- _Material_:
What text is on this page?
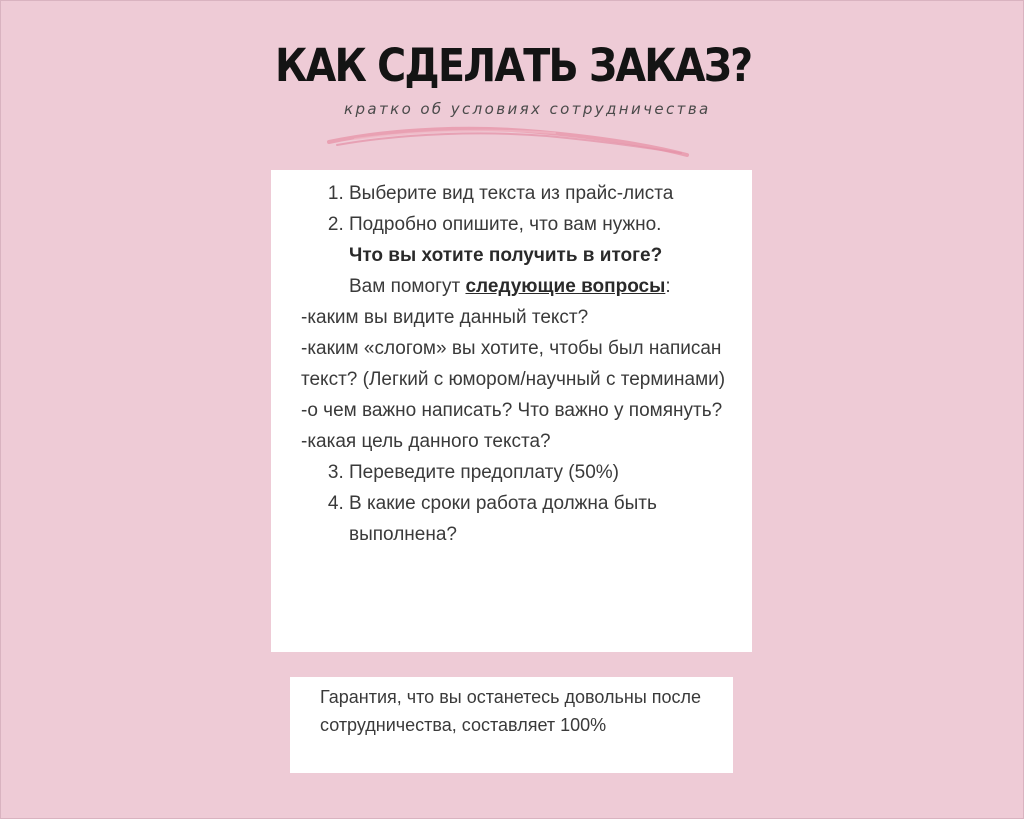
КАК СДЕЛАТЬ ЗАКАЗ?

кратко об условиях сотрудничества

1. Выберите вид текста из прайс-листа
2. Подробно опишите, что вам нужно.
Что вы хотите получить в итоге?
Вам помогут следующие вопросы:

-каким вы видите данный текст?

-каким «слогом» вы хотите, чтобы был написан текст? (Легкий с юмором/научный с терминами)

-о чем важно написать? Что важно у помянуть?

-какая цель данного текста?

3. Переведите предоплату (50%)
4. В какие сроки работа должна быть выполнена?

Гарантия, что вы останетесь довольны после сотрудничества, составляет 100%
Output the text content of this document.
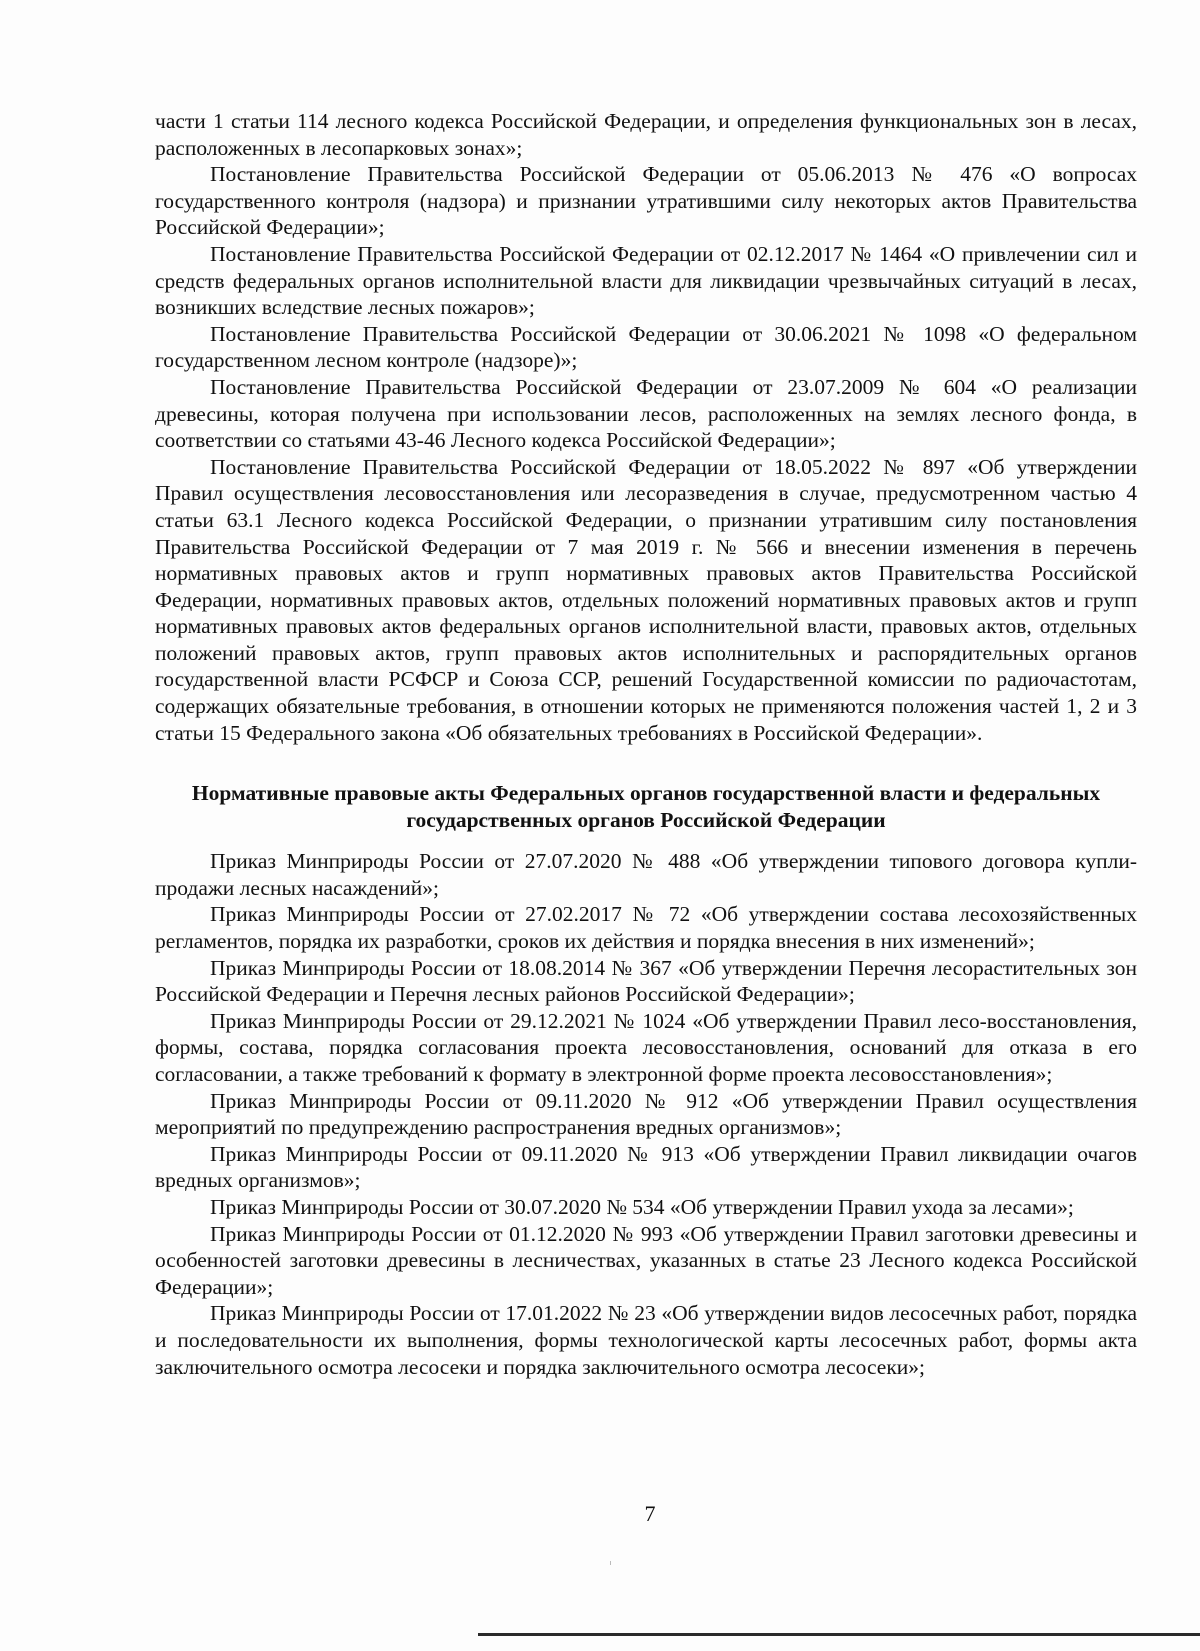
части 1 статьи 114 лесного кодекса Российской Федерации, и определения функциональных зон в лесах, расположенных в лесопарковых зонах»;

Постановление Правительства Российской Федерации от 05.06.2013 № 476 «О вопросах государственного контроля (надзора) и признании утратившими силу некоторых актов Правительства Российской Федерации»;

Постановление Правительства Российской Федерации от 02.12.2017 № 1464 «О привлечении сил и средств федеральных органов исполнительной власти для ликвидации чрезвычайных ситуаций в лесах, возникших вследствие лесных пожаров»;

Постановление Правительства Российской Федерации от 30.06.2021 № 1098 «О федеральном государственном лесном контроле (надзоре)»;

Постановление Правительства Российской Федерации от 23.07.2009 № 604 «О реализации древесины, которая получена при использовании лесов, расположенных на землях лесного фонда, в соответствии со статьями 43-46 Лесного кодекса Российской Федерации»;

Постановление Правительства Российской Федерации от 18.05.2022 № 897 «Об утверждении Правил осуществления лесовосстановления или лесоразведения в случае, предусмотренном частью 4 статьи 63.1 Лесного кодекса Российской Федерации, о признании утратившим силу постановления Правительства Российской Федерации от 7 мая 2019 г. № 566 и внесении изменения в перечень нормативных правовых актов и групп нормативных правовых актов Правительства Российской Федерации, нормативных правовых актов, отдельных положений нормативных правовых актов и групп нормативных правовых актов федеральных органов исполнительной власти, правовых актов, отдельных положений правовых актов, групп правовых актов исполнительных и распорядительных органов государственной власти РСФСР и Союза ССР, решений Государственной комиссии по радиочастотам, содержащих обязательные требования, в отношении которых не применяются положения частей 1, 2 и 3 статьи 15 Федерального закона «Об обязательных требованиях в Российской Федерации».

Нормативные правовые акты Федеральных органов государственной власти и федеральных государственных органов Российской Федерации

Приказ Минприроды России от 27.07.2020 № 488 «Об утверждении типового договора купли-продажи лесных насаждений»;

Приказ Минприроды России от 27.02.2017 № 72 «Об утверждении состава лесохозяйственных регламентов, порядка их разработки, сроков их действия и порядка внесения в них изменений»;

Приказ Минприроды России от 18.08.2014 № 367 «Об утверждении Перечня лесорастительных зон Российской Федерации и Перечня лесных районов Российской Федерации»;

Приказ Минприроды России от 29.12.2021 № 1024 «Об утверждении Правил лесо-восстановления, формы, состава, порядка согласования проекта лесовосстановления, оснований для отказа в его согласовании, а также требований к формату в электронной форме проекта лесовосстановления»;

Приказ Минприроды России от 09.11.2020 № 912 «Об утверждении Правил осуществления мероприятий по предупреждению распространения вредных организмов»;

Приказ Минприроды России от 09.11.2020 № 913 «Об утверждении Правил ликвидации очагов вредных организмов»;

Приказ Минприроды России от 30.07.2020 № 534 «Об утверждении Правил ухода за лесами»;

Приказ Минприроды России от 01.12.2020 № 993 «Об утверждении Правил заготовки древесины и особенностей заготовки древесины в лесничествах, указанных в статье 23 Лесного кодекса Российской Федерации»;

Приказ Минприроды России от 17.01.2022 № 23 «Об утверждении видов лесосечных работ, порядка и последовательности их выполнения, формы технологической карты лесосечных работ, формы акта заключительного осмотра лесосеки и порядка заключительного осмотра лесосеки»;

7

- _What the task requires_: Quote every record above exactly, leaving out the pictures.

- _Solution to this problem_:
What text is on this page?
КАК СДЕЛАТЬ ЗАКАЗ?

кратко об условиях сотрудничества

1. Выберите вид текста из прайс-листа
2. Подробно опишите, что вам нужно.
Что вы хотите получить в итоге?
Вам помогут следующие вопросы:

-каким вы видите данный текст?

-каким «слогом» вы хотите, чтобы был написан текст? (Легкий с юмором/научный с терминами)

-о чем важно написать? Что важно у помянуть?

-какая цель данного текста?

3. Переведите предоплату (50%)
4. В какие сроки работа должна быть выполнена?

Гарантия, что вы останетесь довольны после сотрудничества, составляет 100%
Output the text content of this document.
части 1 статьи 114 лесного кодекса Российской Федерации, и определения функциональных зон в лесах, расположенных в лесопарковых зонах»;

Постановление Правительства Российской Федерации от 05.06.2013 № 476 «О вопросах государственного контроля (надзора) и признании утратившими силу некоторых актов Правительства Российской Федерации»;

Постановление Правительства Российской Федерации от 02.12.2017 № 1464 «О привлечении сил и средств федеральных органов исполнительной власти для ликвидации чрезвычайных ситуаций в лесах, возникших вследствие лесных пожаров»;

Постановление Правительства Российской Федерации от 30.06.2021 № 1098 «О федеральном государственном лесном контроле (надзоре)»;

Постановление Правительства Российской Федерации от 23.07.2009 № 604 «О реализации древесины, которая получена при использовании лесов, расположенных на землях лесного фонда, в соответствии со статьями 43-46 Лесного кодекса Российской Федерации»;

Постановление Правительства Российской Федерации от 18.05.2022 № 897 «Об утверждении Правил осуществления лесовосстановления или лесоразведения в случае, предусмотренном частью 4 статьи 63.1 Лесного кодекса Российской Федерации, о признании утратившим силу постановления Правительства Российской Федерации от 7 мая 2019 г. № 566 и внесении изменения в перечень нормативных правовых актов и групп нормативных правовых актов Правительства Российской Федерации, нормативных правовых актов, отдельных положений нормативных правовых актов и групп нормативных правовых актов федеральных органов исполнительной власти, правовых актов, отдельных положений правовых актов, групп правовых актов исполнительных и распорядительных органов государственной власти РСФСР и Союза ССР, решений Государственной комиссии по радиочастотам, содержащих обязательные требования, в отношении которых не применяются положения частей 1, 2 и 3 статьи 15 Федерального закона «Об обязательных требованиях в Российской Федерации».

Нормативные правовые акты Федеральных органов государственной власти и федеральных государственных органов Российской Федерации

Приказ Минприроды России от 27.07.2020 № 488 «Об утверждении типового договора купли-продажи лесных насаждений»;

Приказ Минприроды России от 27.02.2017 № 72 «Об утверждении состава лесохозяйственных регламентов, порядка их разработки, сроков их действия и порядка внесения в них изменений»;

Приказ Минприроды России от 18.08.2014 № 367 «Об утверждении Перечня лесорастительных зон Российской Федерации и Перечня лесных районов Российской Федерации»;

Приказ Минприроды России от 29.12.2021 № 1024 «Об утверждении Правил лесо-восстановления, формы, состава, порядка согласования проекта лесовосстановления, оснований для отказа в его согласовании, а также требований к формату в электронной форме проекта лесовосстановления»;

Приказ Минприроды России от 09.11.2020 № 912 «Об утверждении Правил осуществления мероприятий по предупреждению распространения вредных организмов»;

Приказ Минприроды России от 09.11.2020 № 913 «Об утверждении Правил ликвидации очагов вредных организмов»;

Приказ Минприроды России от 30.07.2020 № 534 «Об утверждении Правил ухода за лесами»;

Приказ Минприроды России от 01.12.2020 № 993 «Об утверждении Правил заготовки древесины и особенностей заготовки древесины в лесничествах, указанных в статье 23 Лесного кодекса Российской Федерации»;

Приказ Минприроды России от 17.01.2022 № 23 «Об утверждении видов лесосечных работ, порядка и последовательности их выполнения, формы технологической карты лесосечных работ, формы акта заключительного осмотра лесосеки и порядка заключительного осмотра лесосеки»;

7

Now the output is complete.